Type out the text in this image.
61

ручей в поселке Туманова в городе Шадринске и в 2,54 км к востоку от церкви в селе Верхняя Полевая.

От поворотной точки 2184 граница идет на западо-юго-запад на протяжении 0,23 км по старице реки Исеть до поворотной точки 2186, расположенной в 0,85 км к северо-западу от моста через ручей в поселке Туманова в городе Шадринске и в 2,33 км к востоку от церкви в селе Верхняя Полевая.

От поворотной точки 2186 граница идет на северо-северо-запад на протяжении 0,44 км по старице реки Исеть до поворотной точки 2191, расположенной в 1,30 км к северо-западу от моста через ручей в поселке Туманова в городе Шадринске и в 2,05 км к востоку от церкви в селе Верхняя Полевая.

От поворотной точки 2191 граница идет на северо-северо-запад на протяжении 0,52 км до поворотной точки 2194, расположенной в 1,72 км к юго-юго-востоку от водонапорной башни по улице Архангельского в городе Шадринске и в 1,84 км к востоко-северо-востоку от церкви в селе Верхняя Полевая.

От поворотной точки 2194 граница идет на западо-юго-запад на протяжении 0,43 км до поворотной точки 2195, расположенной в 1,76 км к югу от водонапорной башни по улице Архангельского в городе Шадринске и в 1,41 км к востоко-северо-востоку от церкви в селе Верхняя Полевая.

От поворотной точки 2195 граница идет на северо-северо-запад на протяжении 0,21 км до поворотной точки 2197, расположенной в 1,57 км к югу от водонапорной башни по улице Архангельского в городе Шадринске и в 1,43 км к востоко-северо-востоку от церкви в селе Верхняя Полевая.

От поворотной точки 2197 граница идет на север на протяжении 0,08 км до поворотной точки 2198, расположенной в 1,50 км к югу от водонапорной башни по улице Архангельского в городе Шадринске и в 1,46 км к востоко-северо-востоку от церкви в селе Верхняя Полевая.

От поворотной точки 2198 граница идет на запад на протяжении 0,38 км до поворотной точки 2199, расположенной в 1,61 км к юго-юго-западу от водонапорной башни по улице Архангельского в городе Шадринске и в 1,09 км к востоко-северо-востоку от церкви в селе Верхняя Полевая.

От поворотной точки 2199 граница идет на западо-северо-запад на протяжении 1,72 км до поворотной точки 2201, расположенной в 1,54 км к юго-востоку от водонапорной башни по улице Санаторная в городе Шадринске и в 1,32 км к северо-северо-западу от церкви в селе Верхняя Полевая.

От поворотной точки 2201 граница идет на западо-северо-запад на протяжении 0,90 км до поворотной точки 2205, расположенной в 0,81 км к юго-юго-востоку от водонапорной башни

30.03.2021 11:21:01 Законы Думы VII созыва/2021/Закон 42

| Task instructions |
Go through the data and return every record exactly.

| Finished exercise |
Type out the text in this image.
61

ручей в поселке Туманова в городе Шадринске и в 2,54 км к востоку от церкви в селе Верхняя Полевая.

От поворотной точки 2184 граница идет на западо-юго-запад на протяжении 0,23 км по старице реки Исеть до поворотной точки 2186, расположенной в 0,85 км к северо-западу от моста через ручей в поселке Туманова в городе Шадринске и в 2,33 км к востоку от церкви в селе Верхняя Полевая.

От поворотной точки 2186 граница идет на северо-северо-запад на протяжении 0,44 км по старице реки Исеть до поворотной точки 2191, расположенной в 1,30 км к северо-западу от моста через ручей в поселке Туманова в городе Шадринске и в 2,05 км к востоку от церкви в селе Верхняя Полевая.

От поворотной точки 2191 граница идет на северо-северо-запад на протяжении 0,52 км до поворотной точки 2194, расположенной в 1,72 км к юго-юго-востоку от водонапорной башни по улице Архангельского в городе Шадринске и в 1,84 км к востоко-северо-востоку от церкви в селе Верхняя Полевая.

От поворотной точки 2194 граница идет на западо-юго-запад на протяжении 0,43 км до поворотной точки 2195, расположенной в 1,76 км к югу от водонапорной башни по улице Архангельского в городе Шадринске и в 1,41 км к востоко-северо-востоку от церкви в селе Верхняя Полевая.

От поворотной точки 2195 граница идет на северо-северо-запад на протяжении 0,21 км до поворотной точки 2197, расположенной в 1,57 км к югу от водонапорной башни по улице Архангельского в городе Шадринске и в 1,43 км к востоко-северо-востоку от церкви в селе Верхняя Полевая.

От поворотной точки 2197 граница идет на север на протяжении 0,08 км до поворотной точки 2198, расположенной в 1,50 км к югу от водонапорной башни по улице Архангельского в городе Шадринске и в 1,46 км к востоко-северо-востоку от церкви в селе Верхняя Полевая.

От поворотной точки 2198 граница идет на запад на протяжении 0,38 км до поворотной точки 2199, расположенной в 1,61 км к юго-юго-западу от водонапорной башни по улице Архангельского в городе Шадринске и в 1,09 км к востоко-северо-востоку от церкви в селе Верхняя Полевая.

От поворотной точки 2199 граница идет на западо-северо-запад на протяжении 1,72 км до поворотной точки 2201, расположенной в 1,54 км к юго-востоку от водонапорной башни по улице Санаторная в городе Шадринске и в 1,32 км к северо-северо-западу от церкви в селе Верхняя Полевая.

От поворотной точки 2201 граница идет на западо-северо-запад на протяжении 0,90 км до поворотной точки 2205, расположенной в 0,81 км к юго-юго-востоку от водонапорной башни

30.03.2021 11:21:01 Законы Думы VII созыва/2021/Закон 42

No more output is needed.